[JOB]:
Among the entries below, find the lines with "sentido" and copy them.
* start THE DATA *
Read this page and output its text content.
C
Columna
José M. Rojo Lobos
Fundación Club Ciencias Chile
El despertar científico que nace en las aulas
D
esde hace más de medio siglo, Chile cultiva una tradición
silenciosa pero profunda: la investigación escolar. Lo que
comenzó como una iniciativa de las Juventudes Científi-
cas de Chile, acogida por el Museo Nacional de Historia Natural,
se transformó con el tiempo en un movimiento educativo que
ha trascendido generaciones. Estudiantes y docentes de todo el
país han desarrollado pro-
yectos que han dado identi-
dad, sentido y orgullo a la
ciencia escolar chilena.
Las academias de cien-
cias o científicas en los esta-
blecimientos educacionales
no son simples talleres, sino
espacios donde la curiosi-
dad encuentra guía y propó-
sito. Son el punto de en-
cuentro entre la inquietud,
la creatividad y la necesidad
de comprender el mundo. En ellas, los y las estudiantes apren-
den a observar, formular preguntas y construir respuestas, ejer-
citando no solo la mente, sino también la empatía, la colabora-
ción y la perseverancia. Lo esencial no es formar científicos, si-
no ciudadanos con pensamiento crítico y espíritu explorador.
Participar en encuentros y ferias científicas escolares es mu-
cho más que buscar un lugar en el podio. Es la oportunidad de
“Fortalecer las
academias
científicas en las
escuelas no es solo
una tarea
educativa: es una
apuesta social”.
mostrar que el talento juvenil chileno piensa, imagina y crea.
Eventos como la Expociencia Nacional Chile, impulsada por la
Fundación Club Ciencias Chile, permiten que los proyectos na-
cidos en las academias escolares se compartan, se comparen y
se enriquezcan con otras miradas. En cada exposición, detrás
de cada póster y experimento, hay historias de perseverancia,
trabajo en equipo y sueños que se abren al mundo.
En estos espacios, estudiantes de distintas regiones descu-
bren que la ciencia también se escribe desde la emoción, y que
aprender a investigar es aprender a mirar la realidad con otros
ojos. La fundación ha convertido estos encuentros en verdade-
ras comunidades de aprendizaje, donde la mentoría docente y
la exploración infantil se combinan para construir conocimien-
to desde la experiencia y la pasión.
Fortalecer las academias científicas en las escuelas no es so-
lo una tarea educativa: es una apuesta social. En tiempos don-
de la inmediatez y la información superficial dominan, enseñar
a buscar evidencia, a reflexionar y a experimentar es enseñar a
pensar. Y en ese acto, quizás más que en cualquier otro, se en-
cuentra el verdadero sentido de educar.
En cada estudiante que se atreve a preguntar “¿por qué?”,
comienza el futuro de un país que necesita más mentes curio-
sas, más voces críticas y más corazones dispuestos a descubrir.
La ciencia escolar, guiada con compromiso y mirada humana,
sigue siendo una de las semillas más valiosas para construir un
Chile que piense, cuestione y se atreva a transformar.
* end THE DATA *
[EXERCISE OUTPUT]:
dad, sentido y orgullo a la
cuentra el verdadero sentido de educar.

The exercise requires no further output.